Then the furlough scheme was announced … a word most people had to google – a government scheme saving millions of jobs. However, with Focus being the busiest I had ever seen it, I did not think it would affect me … but it did! Initially I was devastated, to feel like I could not be of use to my company and that the management team could cope without me – I felt useless and lost. I was home alone with Gavin, suddenly thrown into a world of full-time home schooling, no work, and no idea for how long.

My mum had come home early from the States, but I couldn’t go and see her, or any of my family, or my friends. The feeling of being trapped and desperate became a good friend to me in those weeks. Everything that I looked forward to escaping to, was gone overnight.

A new routine was formed, home schooling, training and day-time drinking, multiple Zoom calls with friends, quizzing, check in calls and Netflix-ing. Things slid fast, home schooling was being done mid-afternoon and doing training in the middle of the night. But after all the calls, quizzes, and zooms, I was still alone. Gavin was having a great time, up late chatting with his friends, sleeping in, and wearing down my patience to zero. After about 6 or 7 weeks in, it all become too much.

So I got up and spoke to my travel family – they told me their stories and I realised I wasn’t alone in feeling like this, and we now know the travel industry is going to be one of the hardest hit.

Despite being empathic, I was comforted by my little surprises through the post from my colleagues, the multiple weekly social calls, learning new things about my team that you probably would not know before this and the constant check in calls.

I challenged myself. I completed a Microsoft course and had time to complete PRINCE2 project management. I took my time and I took it all in.

I tidied up my work environment so I would be fresh faced and ready to return as soon as I needed to be. I went through endless lists of things I previously had not got round to doing, I made a plan and I’m going to continue doing more courses. I found keeping in the work routine vital to keep as clear and level-headed as possible. No-one knows what is going to happen but as Benjamin Franklin said, ‘by failing to prepare, you are preparing to fail’.

I recently got that call I had been waiting for – Focus needed me to work for two weeks. The thrill of being back at work again for me is amazing, getting into that routine and having a purpose felt like a breath of fresh air but it did take a few days to readjust to normal working hours again. The pace was different, the team had evolved and were the busiest I had ever seen, taking on additional duties left right and centre. I knew my coming off furlough was temporary, so I just wanted to ease the burden as much as I could.

The travel industry has changed, my job has changed, everything you once thought you knew has changed. But one thing that has not changed is the dedication, passion and care that Focus give to their Partners, every single day.

I am so grateful to Abby and the rest of the team for everything they have done and are still doing whilst I am in and out of furlough. They are a team of superheroes, picking up all of our projects whilst being there for all of our TMC Partners at the same time. I am so proud to say that I work for the Focus Travel Partnership, especially during these wild and crazy times. Having the knowledge that our TMC Partners have this amazing team behind them makes me hopeful for the future and positive that the travel industry will prevail and that I will be seeing you all in person very soon.

These people are at the heart of everything we do here at Focus. Everyone has a vital role to play including myself and it is a role I cherish and feel so lucky to have.

I would say to any Business Travel agency, if you are not part of our Focus family then why not? You don’t have to be alone trying to navigate the ever-changing global situation, you can be part of a community and share your troubles, triumphs, highs and lows. I take a lot of comfort knowing that Focus TMC’s have the most amazing team on their side through the good and ugly times.

- [Data shown]:
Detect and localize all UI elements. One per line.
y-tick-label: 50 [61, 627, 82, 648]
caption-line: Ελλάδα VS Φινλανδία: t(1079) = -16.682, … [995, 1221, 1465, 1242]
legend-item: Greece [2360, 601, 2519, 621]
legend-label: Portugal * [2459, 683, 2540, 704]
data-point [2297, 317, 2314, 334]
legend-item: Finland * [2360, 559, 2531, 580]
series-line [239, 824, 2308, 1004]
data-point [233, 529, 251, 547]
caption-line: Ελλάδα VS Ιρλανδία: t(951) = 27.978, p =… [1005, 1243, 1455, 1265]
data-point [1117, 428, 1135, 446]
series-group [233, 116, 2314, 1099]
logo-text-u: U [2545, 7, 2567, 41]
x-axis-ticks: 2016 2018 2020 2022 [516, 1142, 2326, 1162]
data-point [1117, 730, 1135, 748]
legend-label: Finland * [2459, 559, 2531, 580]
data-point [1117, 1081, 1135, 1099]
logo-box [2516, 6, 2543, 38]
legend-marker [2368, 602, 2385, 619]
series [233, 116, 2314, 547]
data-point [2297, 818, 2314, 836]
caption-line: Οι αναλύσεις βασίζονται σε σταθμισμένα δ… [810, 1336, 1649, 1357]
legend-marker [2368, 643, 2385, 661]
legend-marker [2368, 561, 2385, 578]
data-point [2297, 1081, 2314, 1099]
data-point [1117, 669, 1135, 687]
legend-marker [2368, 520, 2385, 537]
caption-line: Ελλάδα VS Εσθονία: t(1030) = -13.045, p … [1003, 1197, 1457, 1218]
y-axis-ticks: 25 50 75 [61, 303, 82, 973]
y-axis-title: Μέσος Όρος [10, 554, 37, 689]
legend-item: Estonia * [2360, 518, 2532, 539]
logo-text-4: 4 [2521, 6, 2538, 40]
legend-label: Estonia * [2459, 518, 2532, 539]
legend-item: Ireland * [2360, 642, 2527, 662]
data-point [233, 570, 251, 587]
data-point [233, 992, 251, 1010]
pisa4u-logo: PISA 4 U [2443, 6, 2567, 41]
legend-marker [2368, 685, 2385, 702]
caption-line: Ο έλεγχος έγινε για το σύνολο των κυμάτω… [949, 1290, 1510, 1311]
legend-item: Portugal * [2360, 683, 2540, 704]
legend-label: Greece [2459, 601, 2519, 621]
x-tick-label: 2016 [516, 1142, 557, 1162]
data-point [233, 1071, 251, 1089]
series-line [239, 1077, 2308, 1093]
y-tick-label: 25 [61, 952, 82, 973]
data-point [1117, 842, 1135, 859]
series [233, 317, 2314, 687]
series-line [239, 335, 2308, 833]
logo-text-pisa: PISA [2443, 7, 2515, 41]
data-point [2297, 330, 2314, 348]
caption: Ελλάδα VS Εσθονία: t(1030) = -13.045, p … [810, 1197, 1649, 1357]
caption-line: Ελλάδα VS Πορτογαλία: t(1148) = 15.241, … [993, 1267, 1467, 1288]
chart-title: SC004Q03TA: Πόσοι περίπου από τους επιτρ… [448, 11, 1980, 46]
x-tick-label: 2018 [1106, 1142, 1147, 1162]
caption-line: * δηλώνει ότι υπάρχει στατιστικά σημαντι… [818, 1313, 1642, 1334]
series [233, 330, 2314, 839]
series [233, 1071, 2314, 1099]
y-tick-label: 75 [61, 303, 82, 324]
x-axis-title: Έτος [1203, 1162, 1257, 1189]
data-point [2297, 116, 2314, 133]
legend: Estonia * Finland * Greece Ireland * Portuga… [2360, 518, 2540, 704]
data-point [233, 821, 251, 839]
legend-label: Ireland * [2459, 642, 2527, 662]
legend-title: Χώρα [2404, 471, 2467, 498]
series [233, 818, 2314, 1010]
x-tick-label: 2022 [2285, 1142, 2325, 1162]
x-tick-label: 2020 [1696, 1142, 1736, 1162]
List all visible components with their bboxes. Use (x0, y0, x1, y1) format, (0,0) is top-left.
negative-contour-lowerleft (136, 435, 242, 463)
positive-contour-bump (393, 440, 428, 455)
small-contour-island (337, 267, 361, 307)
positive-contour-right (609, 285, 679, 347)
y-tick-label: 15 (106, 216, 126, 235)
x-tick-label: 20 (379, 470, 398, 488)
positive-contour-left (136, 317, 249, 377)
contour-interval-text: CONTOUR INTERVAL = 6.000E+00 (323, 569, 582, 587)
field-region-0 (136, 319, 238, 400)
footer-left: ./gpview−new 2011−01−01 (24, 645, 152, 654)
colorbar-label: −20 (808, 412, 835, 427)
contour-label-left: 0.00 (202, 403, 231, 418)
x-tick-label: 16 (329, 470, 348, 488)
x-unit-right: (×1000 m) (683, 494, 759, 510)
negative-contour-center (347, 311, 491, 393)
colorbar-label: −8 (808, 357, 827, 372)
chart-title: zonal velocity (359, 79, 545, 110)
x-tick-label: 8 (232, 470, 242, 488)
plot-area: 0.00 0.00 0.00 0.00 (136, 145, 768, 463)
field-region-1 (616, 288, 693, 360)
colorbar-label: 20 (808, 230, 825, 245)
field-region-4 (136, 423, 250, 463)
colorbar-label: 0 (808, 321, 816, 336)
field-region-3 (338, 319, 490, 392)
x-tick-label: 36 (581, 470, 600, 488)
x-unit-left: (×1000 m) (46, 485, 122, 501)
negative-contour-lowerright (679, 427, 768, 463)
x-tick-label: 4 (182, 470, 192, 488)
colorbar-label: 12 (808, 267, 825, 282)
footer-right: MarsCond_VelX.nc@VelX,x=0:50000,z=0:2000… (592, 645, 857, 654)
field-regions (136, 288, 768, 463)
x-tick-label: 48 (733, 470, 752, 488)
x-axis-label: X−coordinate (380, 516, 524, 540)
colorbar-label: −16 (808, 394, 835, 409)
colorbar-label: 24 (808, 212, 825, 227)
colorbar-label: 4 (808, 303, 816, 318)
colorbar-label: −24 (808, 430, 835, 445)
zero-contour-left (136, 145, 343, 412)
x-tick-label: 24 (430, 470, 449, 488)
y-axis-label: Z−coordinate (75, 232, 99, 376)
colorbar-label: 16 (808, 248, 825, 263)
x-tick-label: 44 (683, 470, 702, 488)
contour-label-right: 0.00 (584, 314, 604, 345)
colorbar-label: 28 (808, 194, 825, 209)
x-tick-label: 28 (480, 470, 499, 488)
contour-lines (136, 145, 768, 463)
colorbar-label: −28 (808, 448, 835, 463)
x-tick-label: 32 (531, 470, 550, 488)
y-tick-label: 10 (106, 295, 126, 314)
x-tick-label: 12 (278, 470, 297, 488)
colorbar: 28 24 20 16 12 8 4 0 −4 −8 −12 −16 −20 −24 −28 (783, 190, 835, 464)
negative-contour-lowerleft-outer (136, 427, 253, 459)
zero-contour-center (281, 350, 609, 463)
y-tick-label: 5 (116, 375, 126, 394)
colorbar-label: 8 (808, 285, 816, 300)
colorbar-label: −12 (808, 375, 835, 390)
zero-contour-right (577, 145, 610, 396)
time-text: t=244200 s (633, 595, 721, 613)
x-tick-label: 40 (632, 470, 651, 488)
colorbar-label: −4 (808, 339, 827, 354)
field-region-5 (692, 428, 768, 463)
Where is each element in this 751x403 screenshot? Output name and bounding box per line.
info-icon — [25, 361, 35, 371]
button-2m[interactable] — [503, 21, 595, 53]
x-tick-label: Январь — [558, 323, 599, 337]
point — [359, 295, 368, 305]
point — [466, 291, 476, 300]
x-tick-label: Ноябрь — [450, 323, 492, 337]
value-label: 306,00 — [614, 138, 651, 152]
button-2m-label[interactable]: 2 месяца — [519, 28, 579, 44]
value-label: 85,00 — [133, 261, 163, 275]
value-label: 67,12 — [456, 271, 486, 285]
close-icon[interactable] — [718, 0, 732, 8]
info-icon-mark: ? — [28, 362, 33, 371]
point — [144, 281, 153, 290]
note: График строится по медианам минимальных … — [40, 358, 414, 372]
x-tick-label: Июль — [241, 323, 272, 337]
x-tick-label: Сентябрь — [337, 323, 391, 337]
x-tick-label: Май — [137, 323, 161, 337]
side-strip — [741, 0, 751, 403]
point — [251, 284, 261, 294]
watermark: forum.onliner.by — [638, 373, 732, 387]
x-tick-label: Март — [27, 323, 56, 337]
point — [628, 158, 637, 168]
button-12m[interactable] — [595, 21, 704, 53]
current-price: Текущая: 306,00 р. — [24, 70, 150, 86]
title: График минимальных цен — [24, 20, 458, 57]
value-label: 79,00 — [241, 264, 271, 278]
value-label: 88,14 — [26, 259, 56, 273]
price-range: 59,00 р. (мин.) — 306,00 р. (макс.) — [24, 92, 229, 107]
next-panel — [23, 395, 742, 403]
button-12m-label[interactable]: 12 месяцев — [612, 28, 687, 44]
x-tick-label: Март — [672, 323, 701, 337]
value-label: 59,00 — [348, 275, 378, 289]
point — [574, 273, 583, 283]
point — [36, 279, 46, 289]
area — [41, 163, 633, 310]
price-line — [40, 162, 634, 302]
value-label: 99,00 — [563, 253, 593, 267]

- [Exercise directions]: From the furlough account, set down the stretch from "Then the furlough" through "was gone overnight." word for word.

- [Task result]:
Then the furlough scheme was announced … a word most people had to google – a government scheme saving millions of jobs. However, with Focus being the busiest I had ever seen it, I did not think it would affect me … but it did! Initially I was devastated, to feel like I could not be of use to my company and that the management team could cope without me – I felt useless and lost. I was home alone with Gavin, suddenly thrown into a world of full-time home schooling, no work, and no idea for how long.

My mum had come home early from the States, but I couldn’t go and see her, or any of my family, or my friends. The feeling of being trapped and desperate became a good friend to me in those weeks. Everything that I looked forward to escaping to, was gone overnight.